| Given problem |
Show every line below where "участка" can be found.

·····

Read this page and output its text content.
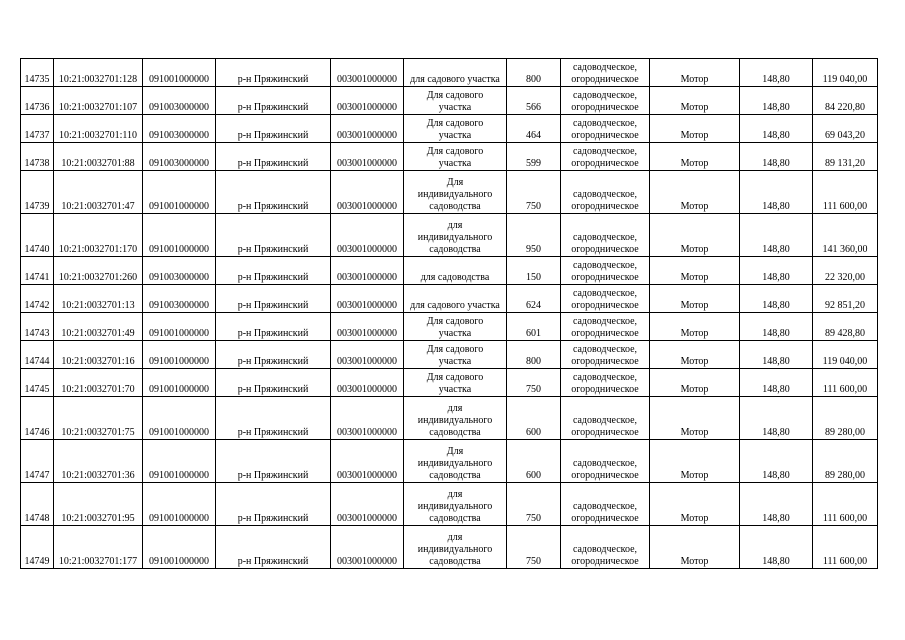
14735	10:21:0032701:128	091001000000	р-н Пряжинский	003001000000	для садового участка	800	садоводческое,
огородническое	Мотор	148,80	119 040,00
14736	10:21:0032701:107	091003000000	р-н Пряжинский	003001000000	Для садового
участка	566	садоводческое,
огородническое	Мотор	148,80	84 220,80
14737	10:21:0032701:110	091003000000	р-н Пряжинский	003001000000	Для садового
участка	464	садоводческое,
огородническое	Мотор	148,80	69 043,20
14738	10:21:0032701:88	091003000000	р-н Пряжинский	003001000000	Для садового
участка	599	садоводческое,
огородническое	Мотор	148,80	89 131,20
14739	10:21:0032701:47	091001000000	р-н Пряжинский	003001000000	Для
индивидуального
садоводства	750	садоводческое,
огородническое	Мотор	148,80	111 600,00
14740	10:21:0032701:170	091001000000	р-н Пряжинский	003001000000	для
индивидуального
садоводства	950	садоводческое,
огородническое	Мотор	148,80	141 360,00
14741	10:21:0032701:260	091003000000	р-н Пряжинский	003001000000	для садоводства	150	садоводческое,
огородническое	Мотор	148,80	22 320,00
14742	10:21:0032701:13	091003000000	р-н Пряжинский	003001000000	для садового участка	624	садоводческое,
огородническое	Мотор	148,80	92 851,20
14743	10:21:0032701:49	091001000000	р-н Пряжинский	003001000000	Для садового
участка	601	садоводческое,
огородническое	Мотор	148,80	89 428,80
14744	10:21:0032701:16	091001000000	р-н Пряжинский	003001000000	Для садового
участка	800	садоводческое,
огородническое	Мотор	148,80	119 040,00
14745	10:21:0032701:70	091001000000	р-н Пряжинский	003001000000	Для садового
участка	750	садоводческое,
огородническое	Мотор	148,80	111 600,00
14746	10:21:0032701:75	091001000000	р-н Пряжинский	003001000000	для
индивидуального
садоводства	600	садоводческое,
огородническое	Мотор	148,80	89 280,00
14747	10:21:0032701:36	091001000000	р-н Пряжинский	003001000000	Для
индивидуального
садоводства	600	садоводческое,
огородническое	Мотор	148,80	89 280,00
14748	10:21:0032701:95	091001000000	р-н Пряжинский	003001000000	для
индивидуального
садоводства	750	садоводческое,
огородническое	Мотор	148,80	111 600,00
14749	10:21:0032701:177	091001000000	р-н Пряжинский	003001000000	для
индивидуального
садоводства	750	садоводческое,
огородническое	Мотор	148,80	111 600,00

·····

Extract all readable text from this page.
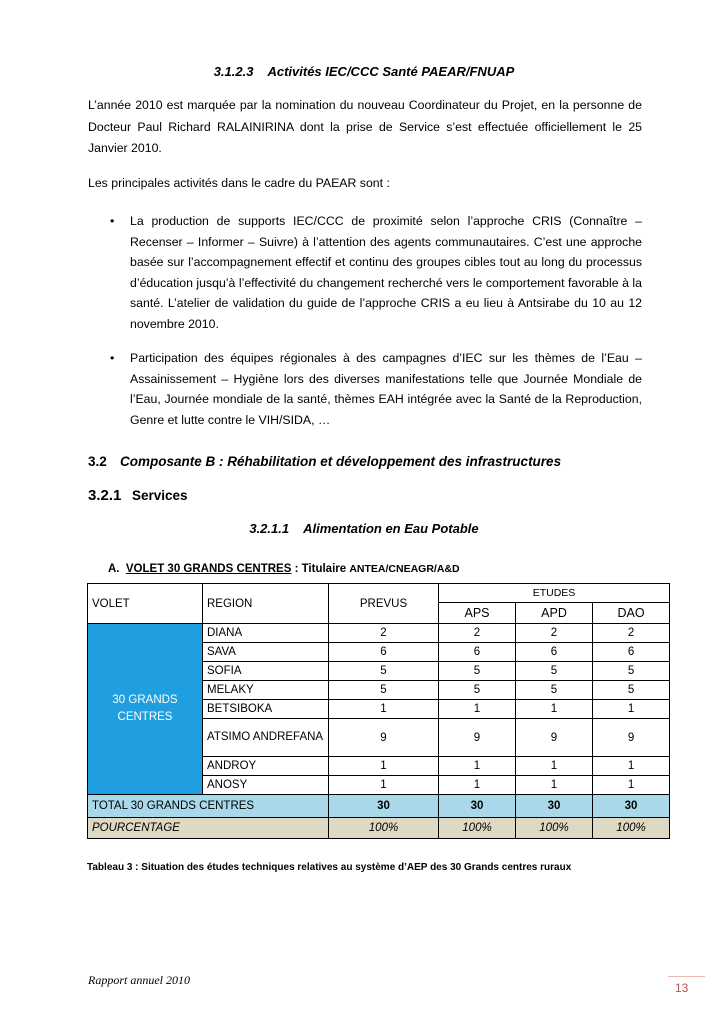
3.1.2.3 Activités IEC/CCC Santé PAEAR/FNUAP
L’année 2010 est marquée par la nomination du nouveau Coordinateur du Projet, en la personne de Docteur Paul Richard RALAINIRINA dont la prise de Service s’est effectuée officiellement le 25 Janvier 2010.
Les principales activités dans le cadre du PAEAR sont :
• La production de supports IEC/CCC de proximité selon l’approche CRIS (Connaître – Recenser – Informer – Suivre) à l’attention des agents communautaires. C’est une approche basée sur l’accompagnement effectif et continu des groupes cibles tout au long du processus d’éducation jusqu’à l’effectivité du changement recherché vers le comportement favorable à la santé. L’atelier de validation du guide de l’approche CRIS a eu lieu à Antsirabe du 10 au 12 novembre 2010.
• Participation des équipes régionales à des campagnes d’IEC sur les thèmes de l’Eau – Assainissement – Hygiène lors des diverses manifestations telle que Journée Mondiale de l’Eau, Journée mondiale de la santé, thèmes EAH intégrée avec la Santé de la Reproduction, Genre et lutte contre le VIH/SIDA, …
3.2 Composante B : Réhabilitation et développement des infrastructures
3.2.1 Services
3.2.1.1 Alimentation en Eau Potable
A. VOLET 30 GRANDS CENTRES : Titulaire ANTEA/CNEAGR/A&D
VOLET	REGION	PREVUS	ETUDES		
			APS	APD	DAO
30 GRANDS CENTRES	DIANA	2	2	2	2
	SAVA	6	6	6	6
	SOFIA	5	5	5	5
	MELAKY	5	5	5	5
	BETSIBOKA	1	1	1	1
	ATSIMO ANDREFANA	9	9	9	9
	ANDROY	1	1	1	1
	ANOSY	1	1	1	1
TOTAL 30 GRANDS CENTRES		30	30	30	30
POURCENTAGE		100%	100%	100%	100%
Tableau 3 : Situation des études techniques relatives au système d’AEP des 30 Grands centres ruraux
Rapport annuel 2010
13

·····

| Complete response |
14735	10:21:0032701:128	091001000000	р-н Пряжинский	003001000000	для садового участка	800	садоводческое,
участка	566	садоводческое,
участка	464	садоводческое,
участка	599	садоводческое,
14742	10:21:0032701:13	091003000000	р-н Пряжинский	003001000000	для садового участка	624	садоводческое,
участка	601	садоводческое,
участка	800	садоводческое,
участка	750	садоводческое,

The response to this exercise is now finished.